What you have to do:
Reproduce the entries verbatim, starting at the first line of the entries and ending at the line that contains "data-label: 10.4 [729,247,773,268]".

Supplied records:

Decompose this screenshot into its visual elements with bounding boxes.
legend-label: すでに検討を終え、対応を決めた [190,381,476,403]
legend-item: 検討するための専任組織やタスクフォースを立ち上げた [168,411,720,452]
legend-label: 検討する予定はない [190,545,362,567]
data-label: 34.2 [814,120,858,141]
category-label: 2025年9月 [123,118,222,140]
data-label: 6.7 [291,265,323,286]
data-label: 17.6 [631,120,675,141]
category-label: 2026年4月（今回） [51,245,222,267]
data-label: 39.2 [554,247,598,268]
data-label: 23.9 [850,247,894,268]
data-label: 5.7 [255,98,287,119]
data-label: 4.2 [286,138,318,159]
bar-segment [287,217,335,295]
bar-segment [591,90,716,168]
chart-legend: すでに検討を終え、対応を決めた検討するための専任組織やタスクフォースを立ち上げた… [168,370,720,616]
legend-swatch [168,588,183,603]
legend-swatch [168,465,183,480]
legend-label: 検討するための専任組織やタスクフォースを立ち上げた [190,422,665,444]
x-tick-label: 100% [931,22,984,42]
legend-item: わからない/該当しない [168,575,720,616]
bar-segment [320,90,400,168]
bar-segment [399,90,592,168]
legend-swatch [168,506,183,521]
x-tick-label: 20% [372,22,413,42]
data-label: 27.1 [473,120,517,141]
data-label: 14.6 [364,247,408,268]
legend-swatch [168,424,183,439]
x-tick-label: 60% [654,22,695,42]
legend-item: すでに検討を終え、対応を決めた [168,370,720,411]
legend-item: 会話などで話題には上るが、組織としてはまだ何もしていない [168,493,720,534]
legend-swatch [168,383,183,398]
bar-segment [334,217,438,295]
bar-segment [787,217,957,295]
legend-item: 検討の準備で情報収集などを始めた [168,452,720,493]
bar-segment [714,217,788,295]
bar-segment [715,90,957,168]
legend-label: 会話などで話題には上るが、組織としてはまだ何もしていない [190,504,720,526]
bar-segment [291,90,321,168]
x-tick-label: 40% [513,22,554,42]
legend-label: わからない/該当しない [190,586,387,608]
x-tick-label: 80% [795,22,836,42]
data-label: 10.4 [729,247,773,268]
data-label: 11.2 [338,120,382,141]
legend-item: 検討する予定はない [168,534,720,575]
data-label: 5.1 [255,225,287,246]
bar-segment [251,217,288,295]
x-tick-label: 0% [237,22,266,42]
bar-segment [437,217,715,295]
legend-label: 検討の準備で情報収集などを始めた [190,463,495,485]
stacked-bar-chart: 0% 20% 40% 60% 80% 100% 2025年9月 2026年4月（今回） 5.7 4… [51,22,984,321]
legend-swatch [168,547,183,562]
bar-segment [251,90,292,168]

Correct response:
Decompose this screenshot into its visual elements with bounding boxes.
legend-label: すでに検討を終え、対応を決めた [190,381,476,403]
legend-item: 検討するための専任組織やタスクフォースを立ち上げた [168,411,720,452]
legend-label: 検討する予定はない [190,545,362,567]
data-label: 34.2 [814,120,858,141]
category-label: 2025年9月 [123,118,222,140]
data-label: 6.7 [291,265,323,286]
data-label: 17.6 [631,120,675,141]
category-label: 2026年4月（今回） [51,245,222,267]
data-label: 39.2 [554,247,598,268]
data-label: 23.9 [850,247,894,268]
data-label: 5.7 [255,98,287,119]
data-label: 4.2 [286,138,318,159]
bar-segment [287,217,335,295]
bar-segment [591,90,716,168]
chart-legend: すでに検討を終え、対応を決めた検討するための専任組織やタスクフォースを立ち上げた… [168,370,720,616]
legend-swatch [168,588,183,603]
legend-swatch [168,465,183,480]
legend-label: 検討するための専任組織やタスクフォースを立ち上げた [190,422,665,444]
x-tick-label: 100% [931,22,984,42]
legend-item: わからない/該当しない [168,575,720,616]
bar-segment [320,90,400,168]
bar-segment [399,90,592,168]
legend-swatch [168,506,183,521]
x-tick-label: 20% [372,22,413,42]
data-label: 27.1 [473,120,517,141]
data-label: 14.6 [364,247,408,268]
legend-swatch [168,424,183,439]
x-tick-label: 60% [654,22,695,42]
legend-item: すでに検討を終え、対応を決めた [168,370,720,411]
legend-item: 会話などで話題には上るが、組織としてはまだ何もしていない [168,493,720,534]
legend-swatch [168,383,183,398]
bar-segment [334,217,438,295]
bar-segment [787,217,957,295]
legend-item: 検討の準備で情報収集などを始めた [168,452,720,493]
bar-segment [714,217,788,295]
bar-segment [715,90,957,168]
legend-label: 会話などで話題には上るが、組織としてはまだ何もしていない [190,504,720,526]
bar-segment [291,90,321,168]
x-tick-label: 40% [513,22,554,42]
legend-label: わからない/該当しない [190,586,387,608]
x-tick-label: 80% [795,22,836,42]
data-label: 10.4 [729,247,773,268]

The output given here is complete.